• REQUIREMENT:
Write the material out again exactly as it stands.
### SUPPLIED MATERIAL ###
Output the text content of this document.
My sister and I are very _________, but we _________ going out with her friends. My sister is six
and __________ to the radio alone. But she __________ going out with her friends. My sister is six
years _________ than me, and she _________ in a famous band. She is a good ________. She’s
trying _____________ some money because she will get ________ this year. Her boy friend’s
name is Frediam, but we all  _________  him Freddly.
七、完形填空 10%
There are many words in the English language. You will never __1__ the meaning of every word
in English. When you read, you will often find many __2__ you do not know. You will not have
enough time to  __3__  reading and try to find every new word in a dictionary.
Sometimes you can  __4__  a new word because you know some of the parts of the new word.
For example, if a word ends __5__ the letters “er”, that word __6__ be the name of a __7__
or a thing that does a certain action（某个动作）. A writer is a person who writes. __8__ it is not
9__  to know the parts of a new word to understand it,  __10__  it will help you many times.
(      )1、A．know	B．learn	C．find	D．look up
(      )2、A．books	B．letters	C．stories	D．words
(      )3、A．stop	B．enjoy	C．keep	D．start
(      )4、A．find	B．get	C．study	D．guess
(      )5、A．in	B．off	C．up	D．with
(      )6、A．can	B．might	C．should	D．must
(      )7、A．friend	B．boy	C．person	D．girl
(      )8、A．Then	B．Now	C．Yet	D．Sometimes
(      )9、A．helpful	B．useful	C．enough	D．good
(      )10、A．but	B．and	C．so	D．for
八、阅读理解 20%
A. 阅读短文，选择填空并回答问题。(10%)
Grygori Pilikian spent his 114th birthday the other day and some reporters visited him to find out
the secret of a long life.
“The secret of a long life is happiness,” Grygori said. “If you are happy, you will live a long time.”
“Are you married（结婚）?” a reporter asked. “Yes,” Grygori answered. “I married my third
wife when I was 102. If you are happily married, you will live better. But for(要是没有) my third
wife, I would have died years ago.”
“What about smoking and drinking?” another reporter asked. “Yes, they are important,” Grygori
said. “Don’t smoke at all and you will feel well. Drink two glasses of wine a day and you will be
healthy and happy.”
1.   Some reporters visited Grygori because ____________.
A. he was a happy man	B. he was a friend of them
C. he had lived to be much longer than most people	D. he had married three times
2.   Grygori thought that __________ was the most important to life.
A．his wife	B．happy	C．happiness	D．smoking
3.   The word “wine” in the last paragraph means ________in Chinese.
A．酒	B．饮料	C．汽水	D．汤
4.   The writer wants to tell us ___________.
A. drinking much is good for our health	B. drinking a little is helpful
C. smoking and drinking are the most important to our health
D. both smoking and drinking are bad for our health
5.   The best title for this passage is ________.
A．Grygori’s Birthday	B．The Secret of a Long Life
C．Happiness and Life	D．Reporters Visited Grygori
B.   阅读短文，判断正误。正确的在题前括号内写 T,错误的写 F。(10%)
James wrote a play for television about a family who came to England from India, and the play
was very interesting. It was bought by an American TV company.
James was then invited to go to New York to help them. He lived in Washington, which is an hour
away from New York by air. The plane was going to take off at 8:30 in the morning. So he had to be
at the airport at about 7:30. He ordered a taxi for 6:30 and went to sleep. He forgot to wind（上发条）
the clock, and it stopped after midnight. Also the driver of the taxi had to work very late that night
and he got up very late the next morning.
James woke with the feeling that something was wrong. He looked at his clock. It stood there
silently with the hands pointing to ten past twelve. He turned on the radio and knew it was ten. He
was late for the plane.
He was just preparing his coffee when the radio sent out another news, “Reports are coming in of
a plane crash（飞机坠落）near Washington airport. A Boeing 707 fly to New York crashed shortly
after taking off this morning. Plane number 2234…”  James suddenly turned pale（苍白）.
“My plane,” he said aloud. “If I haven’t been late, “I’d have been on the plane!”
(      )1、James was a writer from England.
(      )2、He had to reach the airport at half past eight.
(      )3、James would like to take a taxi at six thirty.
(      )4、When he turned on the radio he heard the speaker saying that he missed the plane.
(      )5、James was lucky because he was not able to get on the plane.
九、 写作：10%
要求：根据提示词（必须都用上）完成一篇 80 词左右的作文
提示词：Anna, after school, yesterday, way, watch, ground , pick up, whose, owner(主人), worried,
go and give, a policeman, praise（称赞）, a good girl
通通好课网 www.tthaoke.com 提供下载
###
• OUTPUT OF THE TASK:
Output the text content of this document.
My sister and I are very _________, but we _________ going out with her friends. My sister is six
and __________ to the radio alone. But she __________ going out with her friends. My sister is six
years _________ than me, and she _________ in a famous band. She is a good ________. She’s
trying _____________ some money because she will get ________ this year. Her boy friend’s
name is Frediam, but we all  _________  him Freddly.
七、完形填空 10%
There are many words in the English language. You will never __1__ the meaning of every word
in English. When you read, you will often find many __2__ you do not know. You will not have
enough time to  __3__  reading and try to find every new word in a dictionary.
Sometimes you can  __4__  a new word because you know some of the parts of the new word.
For example, if a word ends __5__ the letters “er”, that word __6__ be the name of a __7__
or a thing that does a certain action（某个动作）. A writer is a person who writes. __8__ it is not
9__  to know the parts of a new word to understand it,  __10__  it will help you many times.
(      )1、A．know	B．learn	C．find	D．look up
(      )2、A．books	B．letters	C．stories	D．words
(      )3、A．stop	B．enjoy	C．keep	D．start
(      )4、A．find	B．get	C．study	D．guess
(      )5、A．in	B．off	C．up	D．with
(      )6、A．can	B．might	C．should	D．must
(      )7、A．friend	B．boy	C．person	D．girl
(      )8、A．Then	B．Now	C．Yet	D．Sometimes
(      )9、A．helpful	B．useful	C．enough	D．good
(      )10、A．but	B．and	C．so	D．for
八、阅读理解 20%
A. 阅读短文，选择填空并回答问题。(10%)
Grygori Pilikian spent his 114th birthday the other day and some reporters visited him to find out
the secret of a long life.
“The secret of a long life is happiness,” Grygori said. “If you are happy, you will live a long time.”
“Are you married（结婚）?” a reporter asked. “Yes,” Grygori answered. “I married my third
wife when I was 102. If you are happily married, you will live better. But for(要是没有) my third
wife, I would have died years ago.”
“What about smoking and drinking?” another reporter asked. “Yes, they are important,” Grygori
said. “Don’t smoke at all and you will feel well. Drink two glasses of wine a day and you will be
healthy and happy.”
1.   Some reporters visited Grygori because ____________.
A. he was a happy man	B. he was a friend of them
C. he had lived to be much longer than most people	D. he had married three times
2.   Grygori thought that __________ was the most important to life.
A．his wife	B．happy	C．happiness	D．smoking
3.   The word “wine” in the last paragraph means ________in Chinese.
A．酒	B．饮料	C．汽水	D．汤
4.   The writer wants to tell us ___________.
A. drinking much is good for our health	B. drinking a little is helpful
C. smoking and drinking are the most important to our health
D. both smoking and drinking are bad for our health
5.   The best title for this passage is ________.
A．Grygori’s Birthday	B．The Secret of a Long Life
C．Happiness and Life	D．Reporters Visited Grygori
B.   阅读短文，判断正误。正确的在题前括号内写 T,错误的写 F。(10%)
James wrote a play for television about a family who came to England from India, and the play
was very interesting. It was bought by an American TV company.
James was then invited to go to New York to help them. He lived in Washington, which is an hour
away from New York by air. The plane was going to take off at 8:30 in the morning. So he had to be
at the airport at about 7:30. He ordered a taxi for 6:30 and went to sleep. He forgot to wind（上发条）
the clock, and it stopped after midnight. Also the driver of the taxi had to work very late that night
and he got up very late the next morning.
James woke with the feeling that something was wrong. He looked at his clock. It stood there
silently with the hands pointing to ten past twelve. He turned on the radio and knew it was ten. He
was late for the plane.
He was just preparing his coffee when the radio sent out another news, “Reports are coming in of
a plane crash（飞机坠落）near Washington airport. A Boeing 707 fly to New York crashed shortly
after taking off this morning. Plane number 2234…”  James suddenly turned pale（苍白）.
“My plane,” he said aloud. “If I haven’t been late, “I’d have been on the plane!”
(      )1、James was a writer from England.
(      )2、He had to reach the airport at half past eight.
(      )3、James would like to take a taxi at six thirty.
(      )4、When he turned on the radio he heard the speaker saying that he missed the plane.
(      )5、James was lucky because he was not able to get on the plane.
九、 写作：10%
要求：根据提示词（必须都用上）完成一篇 80 词左右的作文
提示词：Anna, after school, yesterday, way, watch, ground , pick up, whose, owner(主人), worried,
go and give, a policeman, praise（称赞）, a good girl
通通好课网 www.tthaoke.com 提供下载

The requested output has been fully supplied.